The records are to be restated in their entirety, word for word.

* BEGIN INPUT MATERIAL *

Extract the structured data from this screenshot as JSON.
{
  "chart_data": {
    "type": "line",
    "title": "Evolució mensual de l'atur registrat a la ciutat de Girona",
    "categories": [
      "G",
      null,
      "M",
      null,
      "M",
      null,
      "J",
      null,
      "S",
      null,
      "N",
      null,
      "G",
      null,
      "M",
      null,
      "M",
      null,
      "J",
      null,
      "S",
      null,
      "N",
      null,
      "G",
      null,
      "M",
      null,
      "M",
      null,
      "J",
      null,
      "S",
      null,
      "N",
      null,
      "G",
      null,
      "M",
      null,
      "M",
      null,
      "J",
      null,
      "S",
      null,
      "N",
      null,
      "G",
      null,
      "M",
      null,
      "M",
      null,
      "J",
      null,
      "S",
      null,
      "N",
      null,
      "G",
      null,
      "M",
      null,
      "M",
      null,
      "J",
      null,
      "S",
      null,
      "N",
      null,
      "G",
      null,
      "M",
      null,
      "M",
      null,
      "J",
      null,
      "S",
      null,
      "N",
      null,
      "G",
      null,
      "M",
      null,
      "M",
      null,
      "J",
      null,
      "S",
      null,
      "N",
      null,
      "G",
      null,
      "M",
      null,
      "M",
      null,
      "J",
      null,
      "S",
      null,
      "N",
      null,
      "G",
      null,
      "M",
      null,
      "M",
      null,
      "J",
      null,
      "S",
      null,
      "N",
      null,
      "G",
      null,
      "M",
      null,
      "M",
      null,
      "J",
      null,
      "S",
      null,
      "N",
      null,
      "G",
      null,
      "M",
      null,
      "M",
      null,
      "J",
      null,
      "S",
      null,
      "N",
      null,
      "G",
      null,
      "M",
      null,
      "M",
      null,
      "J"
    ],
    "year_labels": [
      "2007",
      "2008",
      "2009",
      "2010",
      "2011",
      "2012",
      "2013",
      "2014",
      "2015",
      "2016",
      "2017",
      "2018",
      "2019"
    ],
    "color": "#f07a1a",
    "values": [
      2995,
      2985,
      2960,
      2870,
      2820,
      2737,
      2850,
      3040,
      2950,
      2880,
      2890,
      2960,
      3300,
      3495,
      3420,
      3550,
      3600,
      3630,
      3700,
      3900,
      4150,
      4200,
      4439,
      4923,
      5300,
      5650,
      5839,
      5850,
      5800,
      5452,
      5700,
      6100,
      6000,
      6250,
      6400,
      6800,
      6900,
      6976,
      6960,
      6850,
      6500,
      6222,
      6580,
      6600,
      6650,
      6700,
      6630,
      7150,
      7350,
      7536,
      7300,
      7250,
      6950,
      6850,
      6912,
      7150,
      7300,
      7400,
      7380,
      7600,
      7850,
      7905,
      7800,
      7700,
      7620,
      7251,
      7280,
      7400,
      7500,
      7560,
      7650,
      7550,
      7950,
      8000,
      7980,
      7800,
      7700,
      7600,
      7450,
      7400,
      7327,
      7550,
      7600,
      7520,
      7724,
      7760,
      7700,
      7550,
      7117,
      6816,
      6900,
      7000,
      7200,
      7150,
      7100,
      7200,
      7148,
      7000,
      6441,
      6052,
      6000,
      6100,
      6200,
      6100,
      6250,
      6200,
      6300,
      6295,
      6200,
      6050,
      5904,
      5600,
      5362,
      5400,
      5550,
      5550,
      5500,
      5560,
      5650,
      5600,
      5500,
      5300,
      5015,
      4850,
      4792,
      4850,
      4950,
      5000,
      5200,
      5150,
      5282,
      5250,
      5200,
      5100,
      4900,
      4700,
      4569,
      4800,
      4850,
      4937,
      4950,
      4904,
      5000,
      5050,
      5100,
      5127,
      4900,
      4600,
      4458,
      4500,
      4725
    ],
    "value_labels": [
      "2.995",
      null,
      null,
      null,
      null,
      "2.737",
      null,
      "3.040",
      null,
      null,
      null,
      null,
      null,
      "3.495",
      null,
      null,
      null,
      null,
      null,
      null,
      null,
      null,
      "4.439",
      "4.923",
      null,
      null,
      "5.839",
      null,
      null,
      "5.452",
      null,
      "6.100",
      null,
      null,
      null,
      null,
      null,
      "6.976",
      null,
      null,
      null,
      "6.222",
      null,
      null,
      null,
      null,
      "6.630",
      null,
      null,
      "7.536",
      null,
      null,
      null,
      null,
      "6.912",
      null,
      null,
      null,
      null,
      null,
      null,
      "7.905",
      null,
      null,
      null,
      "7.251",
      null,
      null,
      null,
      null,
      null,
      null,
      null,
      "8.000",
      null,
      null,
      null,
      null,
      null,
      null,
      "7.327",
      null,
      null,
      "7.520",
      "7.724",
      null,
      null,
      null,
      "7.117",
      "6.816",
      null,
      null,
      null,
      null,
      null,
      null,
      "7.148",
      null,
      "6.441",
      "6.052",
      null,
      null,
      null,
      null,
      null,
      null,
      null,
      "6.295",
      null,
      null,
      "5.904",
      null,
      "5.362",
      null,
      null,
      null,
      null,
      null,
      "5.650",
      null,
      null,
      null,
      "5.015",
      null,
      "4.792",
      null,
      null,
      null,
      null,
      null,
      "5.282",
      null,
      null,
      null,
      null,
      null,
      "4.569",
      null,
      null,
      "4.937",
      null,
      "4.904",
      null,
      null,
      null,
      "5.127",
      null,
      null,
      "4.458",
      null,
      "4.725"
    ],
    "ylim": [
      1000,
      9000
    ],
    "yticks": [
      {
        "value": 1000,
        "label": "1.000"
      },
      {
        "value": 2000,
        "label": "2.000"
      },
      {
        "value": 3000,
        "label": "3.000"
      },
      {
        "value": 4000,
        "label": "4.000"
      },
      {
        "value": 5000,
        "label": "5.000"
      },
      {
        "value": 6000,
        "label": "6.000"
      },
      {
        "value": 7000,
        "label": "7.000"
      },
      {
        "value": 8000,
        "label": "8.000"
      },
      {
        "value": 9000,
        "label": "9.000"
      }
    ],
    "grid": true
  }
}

* END INPUT MATERIAL *

ANSWER TO THIS PROBLEM
Extract the structured data from this screenshot as JSON.
{
  "chart_data": {
    "type": "line",
    "title": "Evolució mensual de l'atur registrat a la ciutat de Girona",
    "categories": [
      "G",
      null,
      "M",
      null,
      "M",
      null,
      "J",
      null,
      "S",
      null,
      "N",
      null,
      "G",
      null,
      "M",
      null,
      "M",
      null,
      "J",
      null,
      "S",
      null,
      "N",
      null,
      "G",
      null,
      "M",
      null,
      "M",
      null,
      "J",
      null,
      "S",
      null,
      "N",
      null,
      "G",
      null,
      "M",
      null,
      "M",
      null,
      "J",
      null,
      "S",
      null,
      "N",
      null,
      "G",
      null,
      "M",
      null,
      "M",
      null,
      "J",
      null,
      "S",
      null,
      "N",
      null,
      "G",
      null,
      "M",
      null,
      "M",
      null,
      "J",
      null,
      "S",
      null,
      "N",
      null,
      "G",
      null,
      "M",
      null,
      "M",
      null,
      "J",
      null,
      "S",
      null,
      "N",
      null,
      "G",
      null,
      "M",
      null,
      "M",
      null,
      "J",
      null,
      "S",
      null,
      "N",
      null,
      "G",
      null,
      "M",
      null,
      "M",
      null,
      "J",
      null,
      "S",
      null,
      "N",
      null,
      "G",
      null,
      "M",
      null,
      "M",
      null,
      "J",
      null,
      "S",
      null,
      "N",
      null,
      "G",
      null,
      "M",
      null,
      "M",
      null,
      "J",
      null,
      "S",
      null,
      "N",
      null,
      "G",
      null,
      "M",
      null,
      "M",
      null,
      "J",
      null,
      "S",
      null,
      "N",
      null,
      "G",
      null,
      "M",
      null,
      "M",
      null,
      "J"
    ],
    "year_labels": [
      "2007",
      "2008",
      "2009",
      "2010",
      "2011",
      "2012",
      "2013",
      "2014",
      "2015",
      "2016",
      "2017",
      "2018",
      "2019"
    ],
    "color": "#f07a1a",
    "values": [
      2995,
      2985,
      2960,
      2870,
      2820,
      2737,
      2850,
      3040,
      2950,
      2880,
      2890,
      2960,
      3300,
      3495,
      3420,
      3550,
      3600,
      3630,
      3700,
      3900,
      4150,
      4200,
      4439,
      4923,
      5300,
      5650,
      5839,
      5850,
      5800,
      5452,
      5700,
      6100,
      6000,
      6250,
      6400,
      6800,
      6900,
      6976,
      6960,
      6850,
      6500,
      6222,
      6580,
      6600,
      6650,
      6700,
      6630,
      7150,
      7350,
      7536,
      7300,
      7250,
      6950,
      6850,
      6912,
      7150,
      7300,
      7400,
      7380,
      7600,
      7850,
      7905,
      7800,
      7700,
      7620,
      7251,
      7280,
      7400,
      7500,
      7560,
      7650,
      7550,
      7950,
      8000,
      7980,
      7800,
      7700,
      7600,
      7450,
      7400,
      7327,
      7550,
      7600,
      7520,
      7724,
      7760,
      7700,
      7550,
      7117,
      6816,
      6900,
      7000,
      7200,
      7150,
      7100,
      7200,
      7148,
      7000,
      6441,
      6052,
      6000,
      6100,
      6200,
      6100,
      6250,
      6200,
      6300,
      6295,
      6200,
      6050,
      5904,
      5600,
      5362,
      5400,
      5550,
      5550,
      5500,
      5560,
      5650,
      5600,
      5500,
      5300,
      5015,
      4850,
      4792,
      4850,
      4950,
      5000,
      5200,
      5150,
      5282,
      5250,
      5200,
      5100,
      4900,
      4700,
      4569,
      4800,
      4850,
      4937,
      4950,
      4904,
      5000,
      5050,
      5100,
      5127,
      4900,
      4600,
      4458,
      4500,
      4725
    ],
    "value_labels": [
      "2.995",
      null,
      null,
      null,
      null,
      "2.737",
      null,
      "3.040",
      null,
      null,
      null,
      null,
      null,
      "3.495",
      null,
      null,
      null,
      null,
      null,
      null,
      null,
      null,
      "4.439",
      "4.923",
      null,
      null,
      "5.839",
      null,
      null,
      "5.452",
      null,
      "6.100",
      null,
      null,
      null,
      null,
      null,
      "6.976",
      null,
      null,
      null,
      "6.222",
      null,
      null,
      null,
      null,
      "6.630",
      null,
      null,
      "7.536",
      null,
      null,
      null,
      null,
      "6.912",
      null,
      null,
      null,
      null,
      null,
      null,
      "7.905",
      null,
      null,
      null,
      "7.251",
      null,
      null,
      null,
      null,
      null,
      null,
      null,
      "8.000",
      null,
      null,
      null,
      null,
      null,
      null,
      "7.327",
      null,
      null,
      "7.520",
      "7.724",
      null,
      null,
      null,
      "7.117",
      "6.816",
      null,
      null,
      null,
      null,
      null,
      null,
      "7.148",
      null,
      "6.441",
      "6.052",
      null,
      null,
      null,
      null,
      null,
      null,
      null,
      "6.295",
      null,
      null,
      "5.904",
      null,
      "5.362",
      null,
      null,
      null,
      null,
      null,
      "5.650",
      null,
      null,
      null,
      "5.015",
      null,
      "4.792",
      null,
      null,
      null,
      null,
      null,
      "5.282",
      null,
      null,
      null,
      null,
      null,
      "4.569",
      null,
      null,
      "4.937",
      null,
      "4.904",
      null,
      null,
      null,
      "5.127",
      null,
      null,
      "4.458",
      null,
      "4.725"
    ],
    "ylim": [
      1000,
      9000
    ],
    "yticks": [
      {
        "value": 1000,
        "label": "1.000"
      },
      {
        "value": 2000,
        "label": "2.000"
      },
      {
        "value": 3000,
        "label": "3.000"
      },
      {
        "value": 4000,
        "label": "4.000"
      },
      {
        "value": 5000,
        "label": "5.000"
      },
      {
        "value": 6000,
        "label": "6.000"
      },
      {
        "value": 7000,
        "label": "7.000"
      },
      {
        "value": 8000,
        "label": "8.000"
      },
      {
        "value": 9000,
        "label": "9.000"
      }
    ],
    "grid": true
  }
}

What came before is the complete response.